* Problem details *
Return each line of the listing that contains the string "ylabel".

* Data provided *
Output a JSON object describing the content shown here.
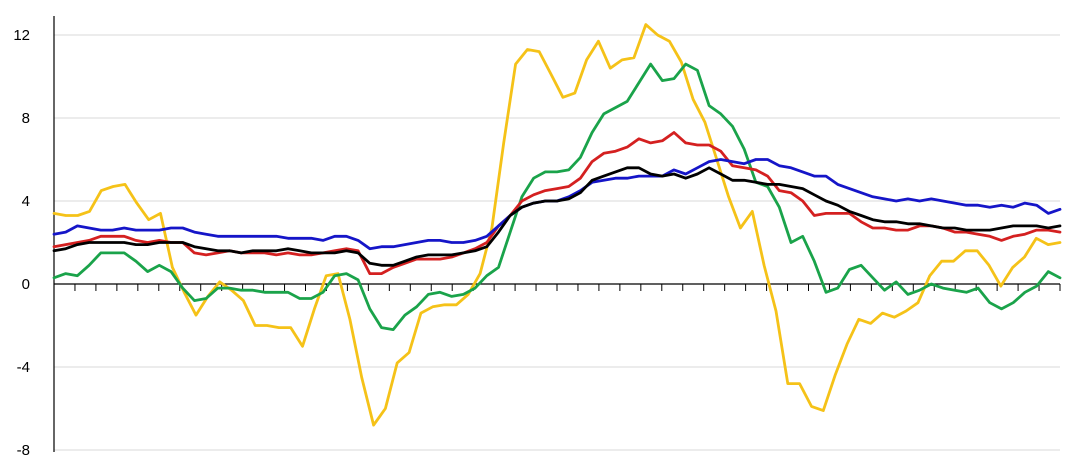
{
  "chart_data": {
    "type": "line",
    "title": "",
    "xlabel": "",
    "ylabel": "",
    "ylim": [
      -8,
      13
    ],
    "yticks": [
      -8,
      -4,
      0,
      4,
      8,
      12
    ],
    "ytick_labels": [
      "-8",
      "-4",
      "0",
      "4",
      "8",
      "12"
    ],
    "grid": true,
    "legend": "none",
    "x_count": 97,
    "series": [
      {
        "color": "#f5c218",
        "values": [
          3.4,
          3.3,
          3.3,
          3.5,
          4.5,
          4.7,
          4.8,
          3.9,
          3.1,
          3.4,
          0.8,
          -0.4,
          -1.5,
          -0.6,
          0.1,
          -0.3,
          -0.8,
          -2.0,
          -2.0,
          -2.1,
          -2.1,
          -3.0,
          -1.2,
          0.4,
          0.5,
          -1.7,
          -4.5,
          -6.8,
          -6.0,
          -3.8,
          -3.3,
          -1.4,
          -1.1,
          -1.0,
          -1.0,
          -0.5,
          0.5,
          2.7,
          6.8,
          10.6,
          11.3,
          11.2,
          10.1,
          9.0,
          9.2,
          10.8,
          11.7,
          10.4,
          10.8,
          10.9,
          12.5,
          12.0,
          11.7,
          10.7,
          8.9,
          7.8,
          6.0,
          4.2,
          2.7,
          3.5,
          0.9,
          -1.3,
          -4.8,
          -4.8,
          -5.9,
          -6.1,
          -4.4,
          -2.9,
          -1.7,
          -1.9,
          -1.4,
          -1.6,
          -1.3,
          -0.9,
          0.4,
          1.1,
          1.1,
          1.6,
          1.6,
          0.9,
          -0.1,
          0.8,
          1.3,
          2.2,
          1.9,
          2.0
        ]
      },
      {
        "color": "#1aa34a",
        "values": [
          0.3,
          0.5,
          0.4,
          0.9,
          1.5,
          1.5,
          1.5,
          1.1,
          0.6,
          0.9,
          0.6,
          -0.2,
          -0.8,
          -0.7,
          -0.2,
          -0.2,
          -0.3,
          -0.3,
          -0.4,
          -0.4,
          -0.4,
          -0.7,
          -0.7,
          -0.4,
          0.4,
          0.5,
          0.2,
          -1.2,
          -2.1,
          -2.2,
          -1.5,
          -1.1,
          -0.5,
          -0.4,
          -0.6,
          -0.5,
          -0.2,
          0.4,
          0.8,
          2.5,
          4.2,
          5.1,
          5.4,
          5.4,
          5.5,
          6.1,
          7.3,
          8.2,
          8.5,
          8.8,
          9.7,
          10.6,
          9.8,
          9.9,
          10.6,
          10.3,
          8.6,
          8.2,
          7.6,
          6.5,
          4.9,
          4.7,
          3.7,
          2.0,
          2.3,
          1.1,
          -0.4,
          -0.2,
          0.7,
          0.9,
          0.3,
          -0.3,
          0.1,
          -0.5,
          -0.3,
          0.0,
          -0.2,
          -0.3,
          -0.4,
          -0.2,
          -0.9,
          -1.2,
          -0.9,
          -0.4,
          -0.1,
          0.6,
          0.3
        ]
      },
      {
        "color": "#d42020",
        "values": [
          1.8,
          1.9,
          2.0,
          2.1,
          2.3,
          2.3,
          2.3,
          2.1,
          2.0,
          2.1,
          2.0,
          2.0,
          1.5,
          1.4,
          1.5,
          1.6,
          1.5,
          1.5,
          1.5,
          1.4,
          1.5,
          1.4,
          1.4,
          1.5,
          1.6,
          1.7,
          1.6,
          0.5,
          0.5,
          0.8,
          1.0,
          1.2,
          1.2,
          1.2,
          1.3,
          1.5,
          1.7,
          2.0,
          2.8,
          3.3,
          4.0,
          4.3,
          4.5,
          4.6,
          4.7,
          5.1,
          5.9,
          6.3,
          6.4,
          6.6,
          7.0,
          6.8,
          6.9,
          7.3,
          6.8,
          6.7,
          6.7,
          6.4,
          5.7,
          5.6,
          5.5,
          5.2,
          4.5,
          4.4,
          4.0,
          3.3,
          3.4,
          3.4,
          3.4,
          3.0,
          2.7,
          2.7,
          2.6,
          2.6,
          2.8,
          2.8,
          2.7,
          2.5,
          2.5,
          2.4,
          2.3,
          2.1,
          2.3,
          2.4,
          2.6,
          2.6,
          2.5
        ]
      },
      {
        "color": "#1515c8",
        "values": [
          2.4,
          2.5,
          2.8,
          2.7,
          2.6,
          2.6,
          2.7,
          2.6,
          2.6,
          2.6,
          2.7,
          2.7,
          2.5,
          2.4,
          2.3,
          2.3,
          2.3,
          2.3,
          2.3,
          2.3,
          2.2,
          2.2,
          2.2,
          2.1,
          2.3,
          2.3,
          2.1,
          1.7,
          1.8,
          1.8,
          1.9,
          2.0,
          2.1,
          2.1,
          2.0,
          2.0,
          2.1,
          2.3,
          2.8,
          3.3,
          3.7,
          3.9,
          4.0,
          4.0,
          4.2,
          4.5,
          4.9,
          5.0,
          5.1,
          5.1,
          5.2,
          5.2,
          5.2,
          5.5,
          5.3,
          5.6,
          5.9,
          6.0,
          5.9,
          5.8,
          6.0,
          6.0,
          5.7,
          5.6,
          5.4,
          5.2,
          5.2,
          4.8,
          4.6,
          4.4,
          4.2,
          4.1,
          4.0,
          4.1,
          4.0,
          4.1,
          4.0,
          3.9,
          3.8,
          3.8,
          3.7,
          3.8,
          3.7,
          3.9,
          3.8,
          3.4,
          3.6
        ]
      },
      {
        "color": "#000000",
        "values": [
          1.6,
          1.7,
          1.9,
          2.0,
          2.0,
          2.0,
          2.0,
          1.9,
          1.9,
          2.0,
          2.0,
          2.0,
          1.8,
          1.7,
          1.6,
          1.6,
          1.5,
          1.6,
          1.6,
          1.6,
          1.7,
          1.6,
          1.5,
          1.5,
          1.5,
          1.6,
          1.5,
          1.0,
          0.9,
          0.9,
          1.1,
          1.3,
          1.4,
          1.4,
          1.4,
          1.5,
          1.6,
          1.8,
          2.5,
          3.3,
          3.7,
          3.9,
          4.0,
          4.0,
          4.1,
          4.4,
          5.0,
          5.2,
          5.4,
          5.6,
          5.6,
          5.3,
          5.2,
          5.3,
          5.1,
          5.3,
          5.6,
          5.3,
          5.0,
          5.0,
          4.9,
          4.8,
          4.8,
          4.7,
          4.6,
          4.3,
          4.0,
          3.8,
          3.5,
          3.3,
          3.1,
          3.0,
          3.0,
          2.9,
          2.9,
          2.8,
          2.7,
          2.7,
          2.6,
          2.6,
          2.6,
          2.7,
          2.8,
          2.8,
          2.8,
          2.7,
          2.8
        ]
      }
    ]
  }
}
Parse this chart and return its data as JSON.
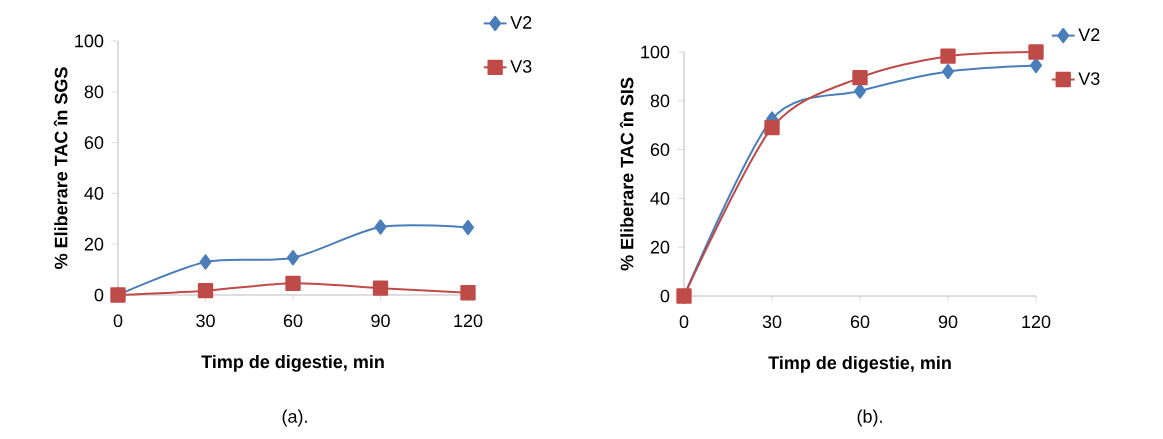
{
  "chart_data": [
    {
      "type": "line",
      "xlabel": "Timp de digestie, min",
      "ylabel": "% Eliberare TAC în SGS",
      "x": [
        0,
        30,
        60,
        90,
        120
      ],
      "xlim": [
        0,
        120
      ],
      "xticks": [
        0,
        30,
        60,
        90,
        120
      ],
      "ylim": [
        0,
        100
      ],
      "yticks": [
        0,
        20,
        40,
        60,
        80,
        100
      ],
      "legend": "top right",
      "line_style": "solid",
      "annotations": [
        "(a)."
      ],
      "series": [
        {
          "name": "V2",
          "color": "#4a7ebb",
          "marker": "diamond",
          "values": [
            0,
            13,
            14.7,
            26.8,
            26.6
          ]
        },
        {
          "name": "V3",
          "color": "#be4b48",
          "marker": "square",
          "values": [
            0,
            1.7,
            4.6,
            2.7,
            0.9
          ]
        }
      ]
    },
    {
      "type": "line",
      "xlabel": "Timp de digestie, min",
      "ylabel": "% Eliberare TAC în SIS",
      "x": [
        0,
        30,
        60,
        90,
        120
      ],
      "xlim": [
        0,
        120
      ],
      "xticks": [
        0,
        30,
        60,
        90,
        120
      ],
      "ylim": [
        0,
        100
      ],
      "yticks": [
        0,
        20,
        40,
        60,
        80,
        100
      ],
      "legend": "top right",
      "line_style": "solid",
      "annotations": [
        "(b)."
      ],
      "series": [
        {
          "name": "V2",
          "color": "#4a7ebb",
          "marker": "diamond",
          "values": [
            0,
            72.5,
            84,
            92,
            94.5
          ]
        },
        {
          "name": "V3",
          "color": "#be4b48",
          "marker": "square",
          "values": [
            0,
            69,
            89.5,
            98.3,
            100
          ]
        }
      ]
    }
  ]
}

* Task result *
    "ylabel": "",
      "ylabel": "% Eliberare TAC în SGS",
      "ylabel": "% Eliberare TAC în SIS",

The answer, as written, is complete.